- Your objective: Reproduce the data below in full and exclude every picture.

Data entries:
(begin)
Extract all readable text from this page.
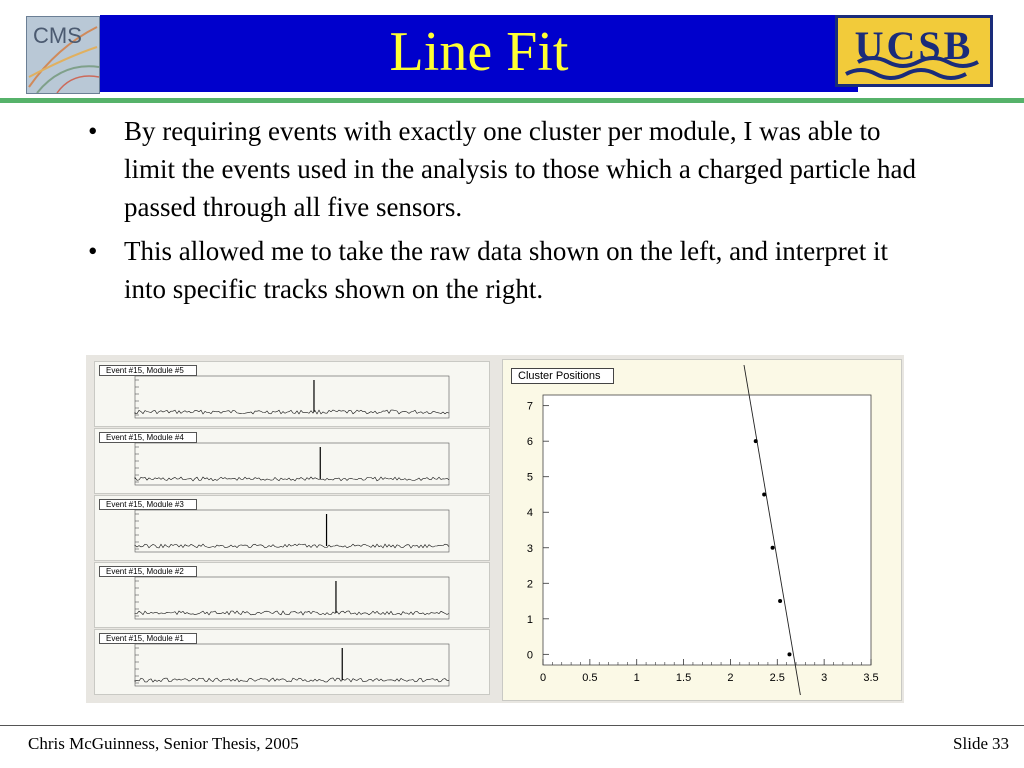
CMS	Line Fit	UCSB
• By requiring events with exactly one cluster per module, I was able to limit the events used in the analysis to those which a charged particle had passed through all five sensors.
• This allowed me to take the raw data shown on the left, and interpret it into specific tracks shown on the right.
Event #15, Module #5
Event #15, Module #4
Event #15, Module #3
Event #15, Module #2
Event #15, Module #1
Cluster Positions
0	0.5	1	1.5	2	2.5	3	3.5
0
1
2
3
4
5
6
7
Chris McGuinness, Senior Thesis, 2005	Slide 33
(end)
- Solved problem:
Extract all readable text from this page.
CMS	Line Fit	UCSB
• By requiring events with exactly one cluster per module, I was able to limit the events used in the analysis to those which a charged particle had passed through all five sensors.
• This allowed me to take the raw data shown on the left, and interpret it into specific tracks shown on the right.
Event #15, Module #5
Event #15, Module #4
Event #15, Module #3
Event #15, Module #2
Event #15, Module #1
Cluster Positions
0	0.5	1	1.5	2	2.5	3	3.5
0
1
2
3
4
5
6
7
Chris McGuinness, Senior Thesis, 2005	Slide 33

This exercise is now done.